— start Data provided —

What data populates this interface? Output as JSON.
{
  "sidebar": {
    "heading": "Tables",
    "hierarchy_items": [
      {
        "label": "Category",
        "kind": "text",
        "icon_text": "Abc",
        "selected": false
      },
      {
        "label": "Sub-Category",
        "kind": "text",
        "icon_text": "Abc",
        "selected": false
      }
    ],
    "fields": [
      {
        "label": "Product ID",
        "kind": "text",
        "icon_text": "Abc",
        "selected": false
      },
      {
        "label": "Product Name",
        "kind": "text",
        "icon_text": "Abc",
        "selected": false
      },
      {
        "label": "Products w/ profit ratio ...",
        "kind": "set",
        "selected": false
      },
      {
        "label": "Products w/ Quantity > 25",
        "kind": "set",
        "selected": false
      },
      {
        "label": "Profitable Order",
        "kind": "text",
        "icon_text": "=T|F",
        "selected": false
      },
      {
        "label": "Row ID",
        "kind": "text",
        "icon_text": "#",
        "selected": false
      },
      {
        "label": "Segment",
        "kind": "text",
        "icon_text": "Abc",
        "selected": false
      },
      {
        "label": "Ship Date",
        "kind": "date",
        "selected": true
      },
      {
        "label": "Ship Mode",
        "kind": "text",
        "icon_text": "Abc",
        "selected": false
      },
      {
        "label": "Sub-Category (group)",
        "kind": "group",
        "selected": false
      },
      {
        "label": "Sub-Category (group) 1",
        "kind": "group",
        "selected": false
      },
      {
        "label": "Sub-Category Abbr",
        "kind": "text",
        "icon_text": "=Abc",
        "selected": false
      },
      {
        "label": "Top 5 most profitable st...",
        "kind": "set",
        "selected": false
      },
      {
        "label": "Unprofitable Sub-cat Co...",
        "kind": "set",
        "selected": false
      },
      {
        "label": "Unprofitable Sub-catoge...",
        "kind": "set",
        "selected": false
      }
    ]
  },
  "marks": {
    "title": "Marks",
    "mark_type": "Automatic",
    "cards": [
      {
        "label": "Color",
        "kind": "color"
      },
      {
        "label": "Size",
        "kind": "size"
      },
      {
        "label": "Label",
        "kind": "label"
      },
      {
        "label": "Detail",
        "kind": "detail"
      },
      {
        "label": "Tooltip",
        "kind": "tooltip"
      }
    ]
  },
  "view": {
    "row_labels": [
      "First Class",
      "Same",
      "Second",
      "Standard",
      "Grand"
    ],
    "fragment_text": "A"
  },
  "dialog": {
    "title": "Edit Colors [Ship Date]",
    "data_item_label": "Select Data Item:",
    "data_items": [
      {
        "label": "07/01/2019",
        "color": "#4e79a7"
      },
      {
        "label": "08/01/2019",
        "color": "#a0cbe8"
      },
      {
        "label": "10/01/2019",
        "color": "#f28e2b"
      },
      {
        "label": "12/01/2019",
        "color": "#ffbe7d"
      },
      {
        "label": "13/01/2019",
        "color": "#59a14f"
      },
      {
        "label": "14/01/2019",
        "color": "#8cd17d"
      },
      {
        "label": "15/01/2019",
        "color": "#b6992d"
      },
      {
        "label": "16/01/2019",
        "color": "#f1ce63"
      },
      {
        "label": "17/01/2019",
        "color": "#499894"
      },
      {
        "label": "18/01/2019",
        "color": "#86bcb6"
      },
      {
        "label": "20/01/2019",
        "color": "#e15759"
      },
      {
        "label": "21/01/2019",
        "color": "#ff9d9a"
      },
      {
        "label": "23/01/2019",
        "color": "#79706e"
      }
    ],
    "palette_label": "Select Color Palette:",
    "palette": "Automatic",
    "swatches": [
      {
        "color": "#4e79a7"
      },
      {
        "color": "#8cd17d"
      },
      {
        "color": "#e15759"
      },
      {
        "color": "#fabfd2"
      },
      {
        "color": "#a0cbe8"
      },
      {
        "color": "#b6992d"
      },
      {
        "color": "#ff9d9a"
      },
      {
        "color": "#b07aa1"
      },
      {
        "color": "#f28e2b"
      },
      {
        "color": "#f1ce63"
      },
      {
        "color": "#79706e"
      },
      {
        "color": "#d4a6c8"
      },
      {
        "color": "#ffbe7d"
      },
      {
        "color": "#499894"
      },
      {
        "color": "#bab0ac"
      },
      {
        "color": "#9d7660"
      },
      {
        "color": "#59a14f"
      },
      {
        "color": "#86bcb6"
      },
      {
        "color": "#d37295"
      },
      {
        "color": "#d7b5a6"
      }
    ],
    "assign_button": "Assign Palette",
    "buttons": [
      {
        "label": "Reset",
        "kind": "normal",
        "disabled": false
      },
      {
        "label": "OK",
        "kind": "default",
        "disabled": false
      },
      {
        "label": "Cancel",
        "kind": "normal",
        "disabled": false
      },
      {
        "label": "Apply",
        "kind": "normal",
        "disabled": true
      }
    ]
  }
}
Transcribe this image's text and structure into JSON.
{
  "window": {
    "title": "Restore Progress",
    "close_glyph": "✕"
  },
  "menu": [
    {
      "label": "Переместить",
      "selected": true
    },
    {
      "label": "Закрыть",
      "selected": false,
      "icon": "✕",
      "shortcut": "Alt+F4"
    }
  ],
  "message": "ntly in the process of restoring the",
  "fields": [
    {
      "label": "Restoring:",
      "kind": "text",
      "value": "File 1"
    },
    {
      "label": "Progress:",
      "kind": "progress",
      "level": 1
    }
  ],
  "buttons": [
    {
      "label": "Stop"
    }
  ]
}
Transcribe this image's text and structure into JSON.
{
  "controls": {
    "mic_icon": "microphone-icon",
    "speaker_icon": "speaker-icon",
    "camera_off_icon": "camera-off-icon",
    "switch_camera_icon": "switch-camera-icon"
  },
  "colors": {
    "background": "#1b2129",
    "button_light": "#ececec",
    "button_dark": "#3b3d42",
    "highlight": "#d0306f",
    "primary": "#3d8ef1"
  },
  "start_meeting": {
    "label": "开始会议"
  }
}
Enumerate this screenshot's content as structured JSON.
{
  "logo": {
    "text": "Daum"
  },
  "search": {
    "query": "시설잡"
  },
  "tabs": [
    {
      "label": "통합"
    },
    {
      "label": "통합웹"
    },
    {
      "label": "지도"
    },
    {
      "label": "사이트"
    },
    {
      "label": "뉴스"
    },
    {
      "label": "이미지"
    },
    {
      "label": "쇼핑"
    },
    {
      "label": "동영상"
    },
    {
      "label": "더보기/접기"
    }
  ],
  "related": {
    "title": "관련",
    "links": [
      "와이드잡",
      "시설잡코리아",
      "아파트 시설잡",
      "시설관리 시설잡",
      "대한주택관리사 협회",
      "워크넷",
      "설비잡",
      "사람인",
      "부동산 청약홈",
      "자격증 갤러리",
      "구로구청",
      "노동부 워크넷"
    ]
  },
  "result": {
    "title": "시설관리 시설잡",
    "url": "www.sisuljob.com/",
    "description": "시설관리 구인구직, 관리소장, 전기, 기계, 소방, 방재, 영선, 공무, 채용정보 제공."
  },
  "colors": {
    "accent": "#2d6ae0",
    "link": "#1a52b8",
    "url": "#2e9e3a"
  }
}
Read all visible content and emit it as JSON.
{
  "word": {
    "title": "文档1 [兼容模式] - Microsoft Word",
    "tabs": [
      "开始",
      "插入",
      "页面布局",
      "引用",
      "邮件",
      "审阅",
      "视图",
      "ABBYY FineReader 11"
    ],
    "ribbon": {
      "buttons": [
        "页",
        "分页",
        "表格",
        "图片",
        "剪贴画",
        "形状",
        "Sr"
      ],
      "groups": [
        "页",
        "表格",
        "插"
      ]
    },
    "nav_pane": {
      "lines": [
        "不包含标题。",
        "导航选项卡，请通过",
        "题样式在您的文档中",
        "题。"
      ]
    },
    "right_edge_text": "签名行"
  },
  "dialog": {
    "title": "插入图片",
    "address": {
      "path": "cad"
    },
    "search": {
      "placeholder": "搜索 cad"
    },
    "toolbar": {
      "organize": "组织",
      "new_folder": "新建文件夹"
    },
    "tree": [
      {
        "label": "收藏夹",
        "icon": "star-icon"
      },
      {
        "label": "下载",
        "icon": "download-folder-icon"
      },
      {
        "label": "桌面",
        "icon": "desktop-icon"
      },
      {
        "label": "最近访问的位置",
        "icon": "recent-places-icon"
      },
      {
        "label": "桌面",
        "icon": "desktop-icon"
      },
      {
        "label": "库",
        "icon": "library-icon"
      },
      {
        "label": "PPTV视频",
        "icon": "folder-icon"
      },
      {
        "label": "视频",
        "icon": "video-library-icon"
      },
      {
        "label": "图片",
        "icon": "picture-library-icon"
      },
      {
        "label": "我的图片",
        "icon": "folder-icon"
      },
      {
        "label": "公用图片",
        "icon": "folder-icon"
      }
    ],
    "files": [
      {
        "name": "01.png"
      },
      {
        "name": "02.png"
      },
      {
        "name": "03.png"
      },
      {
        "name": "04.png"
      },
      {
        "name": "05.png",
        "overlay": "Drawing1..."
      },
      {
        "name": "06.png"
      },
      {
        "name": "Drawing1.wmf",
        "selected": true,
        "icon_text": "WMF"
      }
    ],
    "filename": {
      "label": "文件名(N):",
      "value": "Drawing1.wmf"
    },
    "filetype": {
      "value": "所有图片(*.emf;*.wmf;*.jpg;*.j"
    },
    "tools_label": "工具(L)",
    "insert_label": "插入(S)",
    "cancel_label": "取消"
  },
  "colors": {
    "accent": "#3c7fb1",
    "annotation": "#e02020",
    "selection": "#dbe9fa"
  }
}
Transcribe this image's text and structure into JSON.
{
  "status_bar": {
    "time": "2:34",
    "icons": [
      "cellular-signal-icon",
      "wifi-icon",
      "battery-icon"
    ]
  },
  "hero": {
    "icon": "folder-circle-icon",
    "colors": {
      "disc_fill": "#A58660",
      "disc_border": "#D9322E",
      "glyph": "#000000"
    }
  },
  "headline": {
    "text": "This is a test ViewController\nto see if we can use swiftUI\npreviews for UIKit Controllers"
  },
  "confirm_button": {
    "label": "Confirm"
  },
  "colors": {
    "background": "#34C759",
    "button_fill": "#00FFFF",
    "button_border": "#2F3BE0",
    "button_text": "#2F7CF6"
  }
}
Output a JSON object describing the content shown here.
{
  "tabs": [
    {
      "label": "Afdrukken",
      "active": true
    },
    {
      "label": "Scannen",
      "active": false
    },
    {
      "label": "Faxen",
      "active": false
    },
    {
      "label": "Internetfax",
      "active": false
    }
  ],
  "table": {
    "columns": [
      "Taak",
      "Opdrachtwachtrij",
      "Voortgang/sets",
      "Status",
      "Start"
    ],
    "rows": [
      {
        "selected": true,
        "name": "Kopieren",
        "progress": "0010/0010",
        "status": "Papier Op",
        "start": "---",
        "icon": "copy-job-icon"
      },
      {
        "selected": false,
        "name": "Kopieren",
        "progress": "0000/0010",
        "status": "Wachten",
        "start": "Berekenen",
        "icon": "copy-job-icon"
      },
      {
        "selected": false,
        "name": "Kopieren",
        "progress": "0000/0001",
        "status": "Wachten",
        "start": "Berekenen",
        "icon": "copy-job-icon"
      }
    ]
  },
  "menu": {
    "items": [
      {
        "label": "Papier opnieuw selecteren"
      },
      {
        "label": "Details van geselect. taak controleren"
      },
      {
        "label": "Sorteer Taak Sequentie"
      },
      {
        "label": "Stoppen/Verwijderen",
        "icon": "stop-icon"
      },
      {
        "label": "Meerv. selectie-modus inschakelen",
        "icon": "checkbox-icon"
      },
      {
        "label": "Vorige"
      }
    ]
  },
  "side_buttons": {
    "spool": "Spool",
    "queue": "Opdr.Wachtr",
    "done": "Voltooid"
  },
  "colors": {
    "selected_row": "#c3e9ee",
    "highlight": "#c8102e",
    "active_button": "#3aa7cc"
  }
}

— end Data provided —

Pick out the lines containing the string "title".

    "title": "Marks",
    "title": "Edit Colors [Ship Date]",
    "title": "Restore Progress",
    "title": "관련",
    "title": "시설관리 시설잡",
    "title": "文档1 [兼容模式] - Microsoft Word",
    "title": "插入图片",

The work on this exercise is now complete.